Given task: Return nothing but the lines from the line containing "Read out every word on this page." through the last line of the records, reproduced exactly.

- - - - - - -

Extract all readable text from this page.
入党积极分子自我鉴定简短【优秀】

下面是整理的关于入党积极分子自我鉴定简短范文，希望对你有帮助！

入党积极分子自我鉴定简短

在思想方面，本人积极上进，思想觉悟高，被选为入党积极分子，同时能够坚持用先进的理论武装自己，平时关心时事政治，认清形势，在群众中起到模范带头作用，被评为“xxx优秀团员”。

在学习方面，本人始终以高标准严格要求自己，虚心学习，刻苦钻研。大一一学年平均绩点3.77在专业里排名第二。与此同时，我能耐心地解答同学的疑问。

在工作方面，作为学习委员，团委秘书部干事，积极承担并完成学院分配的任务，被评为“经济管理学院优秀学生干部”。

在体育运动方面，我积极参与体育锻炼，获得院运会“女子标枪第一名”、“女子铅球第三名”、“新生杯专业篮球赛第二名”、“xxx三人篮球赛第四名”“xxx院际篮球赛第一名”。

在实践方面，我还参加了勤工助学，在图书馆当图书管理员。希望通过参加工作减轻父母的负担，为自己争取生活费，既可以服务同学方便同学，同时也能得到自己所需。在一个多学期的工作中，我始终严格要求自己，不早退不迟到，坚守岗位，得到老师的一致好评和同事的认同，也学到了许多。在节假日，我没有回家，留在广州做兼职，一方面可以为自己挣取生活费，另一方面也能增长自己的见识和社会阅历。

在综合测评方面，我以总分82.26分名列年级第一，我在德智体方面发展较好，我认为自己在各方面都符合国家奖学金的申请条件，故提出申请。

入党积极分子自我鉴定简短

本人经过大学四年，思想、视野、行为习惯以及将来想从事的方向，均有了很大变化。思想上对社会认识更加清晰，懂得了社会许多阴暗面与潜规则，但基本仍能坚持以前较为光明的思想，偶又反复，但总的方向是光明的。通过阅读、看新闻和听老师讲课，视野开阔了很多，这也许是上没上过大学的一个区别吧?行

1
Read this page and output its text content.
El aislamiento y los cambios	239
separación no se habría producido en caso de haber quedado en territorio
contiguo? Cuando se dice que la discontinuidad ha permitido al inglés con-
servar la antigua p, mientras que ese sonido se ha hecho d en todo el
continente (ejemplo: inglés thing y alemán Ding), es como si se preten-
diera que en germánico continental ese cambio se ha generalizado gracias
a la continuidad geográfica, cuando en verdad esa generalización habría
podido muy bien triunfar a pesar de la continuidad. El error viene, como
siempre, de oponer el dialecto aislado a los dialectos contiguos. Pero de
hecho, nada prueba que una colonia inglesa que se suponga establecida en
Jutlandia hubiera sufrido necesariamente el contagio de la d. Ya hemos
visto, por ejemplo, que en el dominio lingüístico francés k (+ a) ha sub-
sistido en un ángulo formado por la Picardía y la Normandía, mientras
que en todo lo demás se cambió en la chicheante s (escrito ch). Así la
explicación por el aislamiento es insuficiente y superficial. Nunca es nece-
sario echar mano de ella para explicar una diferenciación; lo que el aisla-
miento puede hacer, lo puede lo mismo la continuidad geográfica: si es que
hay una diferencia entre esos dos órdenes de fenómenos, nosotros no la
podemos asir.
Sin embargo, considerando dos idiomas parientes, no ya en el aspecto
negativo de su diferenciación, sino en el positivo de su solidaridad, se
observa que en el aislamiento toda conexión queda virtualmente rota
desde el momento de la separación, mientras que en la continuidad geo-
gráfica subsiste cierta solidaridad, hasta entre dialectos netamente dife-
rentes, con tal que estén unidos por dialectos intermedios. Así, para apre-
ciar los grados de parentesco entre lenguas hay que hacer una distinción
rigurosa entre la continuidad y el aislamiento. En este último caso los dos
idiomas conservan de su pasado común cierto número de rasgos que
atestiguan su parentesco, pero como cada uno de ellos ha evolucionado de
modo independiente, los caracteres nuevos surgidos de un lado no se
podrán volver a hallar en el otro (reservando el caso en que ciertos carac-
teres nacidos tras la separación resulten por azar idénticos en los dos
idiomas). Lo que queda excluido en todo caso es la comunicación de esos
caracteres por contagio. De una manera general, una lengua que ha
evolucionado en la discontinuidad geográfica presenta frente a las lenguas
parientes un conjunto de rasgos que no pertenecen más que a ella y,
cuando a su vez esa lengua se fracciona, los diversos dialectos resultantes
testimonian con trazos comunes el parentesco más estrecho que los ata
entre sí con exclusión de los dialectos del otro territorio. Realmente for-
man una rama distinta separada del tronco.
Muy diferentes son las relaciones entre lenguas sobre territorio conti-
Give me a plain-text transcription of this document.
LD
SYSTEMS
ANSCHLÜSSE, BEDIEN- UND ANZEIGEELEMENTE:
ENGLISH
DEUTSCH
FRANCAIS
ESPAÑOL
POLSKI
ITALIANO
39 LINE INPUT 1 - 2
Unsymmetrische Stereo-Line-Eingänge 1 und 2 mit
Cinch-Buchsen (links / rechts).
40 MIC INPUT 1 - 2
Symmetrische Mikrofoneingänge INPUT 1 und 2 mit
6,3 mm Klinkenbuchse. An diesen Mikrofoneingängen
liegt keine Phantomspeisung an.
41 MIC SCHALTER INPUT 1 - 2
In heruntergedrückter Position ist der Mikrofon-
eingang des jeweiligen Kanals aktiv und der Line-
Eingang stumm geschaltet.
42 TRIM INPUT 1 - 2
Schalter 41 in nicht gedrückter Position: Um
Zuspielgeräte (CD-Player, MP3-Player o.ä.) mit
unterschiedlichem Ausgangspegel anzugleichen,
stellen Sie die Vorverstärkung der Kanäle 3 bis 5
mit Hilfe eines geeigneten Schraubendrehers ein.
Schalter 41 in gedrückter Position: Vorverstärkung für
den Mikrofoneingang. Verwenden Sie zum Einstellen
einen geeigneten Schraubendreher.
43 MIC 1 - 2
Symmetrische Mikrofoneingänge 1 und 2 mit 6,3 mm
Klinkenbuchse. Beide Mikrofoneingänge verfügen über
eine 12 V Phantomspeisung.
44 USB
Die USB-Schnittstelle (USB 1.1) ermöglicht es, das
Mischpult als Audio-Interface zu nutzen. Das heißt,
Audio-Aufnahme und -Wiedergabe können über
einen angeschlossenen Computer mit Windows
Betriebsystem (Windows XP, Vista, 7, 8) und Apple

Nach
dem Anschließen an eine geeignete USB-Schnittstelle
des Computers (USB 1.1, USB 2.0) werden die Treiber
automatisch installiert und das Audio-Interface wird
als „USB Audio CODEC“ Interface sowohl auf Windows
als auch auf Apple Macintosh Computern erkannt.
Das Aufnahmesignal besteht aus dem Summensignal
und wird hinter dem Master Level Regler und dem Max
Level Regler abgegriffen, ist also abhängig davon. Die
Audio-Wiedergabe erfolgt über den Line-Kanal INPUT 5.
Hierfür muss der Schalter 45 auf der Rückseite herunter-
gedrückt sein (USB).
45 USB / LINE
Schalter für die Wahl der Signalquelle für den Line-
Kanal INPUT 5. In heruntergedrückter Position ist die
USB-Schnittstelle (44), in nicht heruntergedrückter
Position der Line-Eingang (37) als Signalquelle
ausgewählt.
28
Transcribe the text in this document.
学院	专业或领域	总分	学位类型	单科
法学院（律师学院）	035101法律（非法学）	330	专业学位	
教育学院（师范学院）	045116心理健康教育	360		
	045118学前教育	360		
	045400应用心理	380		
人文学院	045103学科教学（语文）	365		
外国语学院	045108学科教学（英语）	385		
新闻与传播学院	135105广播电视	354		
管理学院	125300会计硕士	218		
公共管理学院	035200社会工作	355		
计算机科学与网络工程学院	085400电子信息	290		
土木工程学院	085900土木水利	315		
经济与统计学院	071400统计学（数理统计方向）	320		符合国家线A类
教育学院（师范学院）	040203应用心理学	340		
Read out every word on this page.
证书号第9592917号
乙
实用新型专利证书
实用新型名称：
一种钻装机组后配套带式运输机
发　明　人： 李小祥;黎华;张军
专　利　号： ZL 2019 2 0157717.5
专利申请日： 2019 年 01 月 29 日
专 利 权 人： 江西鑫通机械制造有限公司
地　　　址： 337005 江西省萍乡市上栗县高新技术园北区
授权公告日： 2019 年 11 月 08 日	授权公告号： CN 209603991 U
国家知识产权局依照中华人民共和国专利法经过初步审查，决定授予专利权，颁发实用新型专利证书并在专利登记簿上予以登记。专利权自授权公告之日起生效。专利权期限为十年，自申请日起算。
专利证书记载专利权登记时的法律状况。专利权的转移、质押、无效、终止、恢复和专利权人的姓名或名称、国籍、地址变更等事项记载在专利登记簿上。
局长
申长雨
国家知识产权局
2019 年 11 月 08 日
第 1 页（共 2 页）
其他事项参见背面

- - - - - - -

Task output:
Read out every word on this page.
证书号第9592917号
乙
实用新型专利证书
实用新型名称：
一种钻装机组后配套带式运输机
发　明　人： 李小祥;黎华;张军
专　利　号： ZL 2019 2 0157717.5
专利申请日： 2019 年 01 月 29 日
专 利 权 人： 江西鑫通机械制造有限公司
地　　　址： 337005 江西省萍乡市上栗县高新技术园北区
授权公告日： 2019 年 11 月 08 日	授权公告号： CN 209603991 U
国家知识产权局依照中华人民共和国专利法经过初步审查，决定授予专利权，颁发实用新型专利证书并在专利登记簿上予以登记。专利权自授权公告之日起生效。专利权期限为十年，自申请日起算。
专利证书记载专利权登记时的法律状况。专利权的转移、质押、无效、终止、恢复和专利权人的姓名或名称、国籍、地址变更等事项记载在专利登记簿上。
局长
申长雨
国家知识产权局
2019 年 11 月 08 日
第 1 页（共 2 页）
其他事项参见背面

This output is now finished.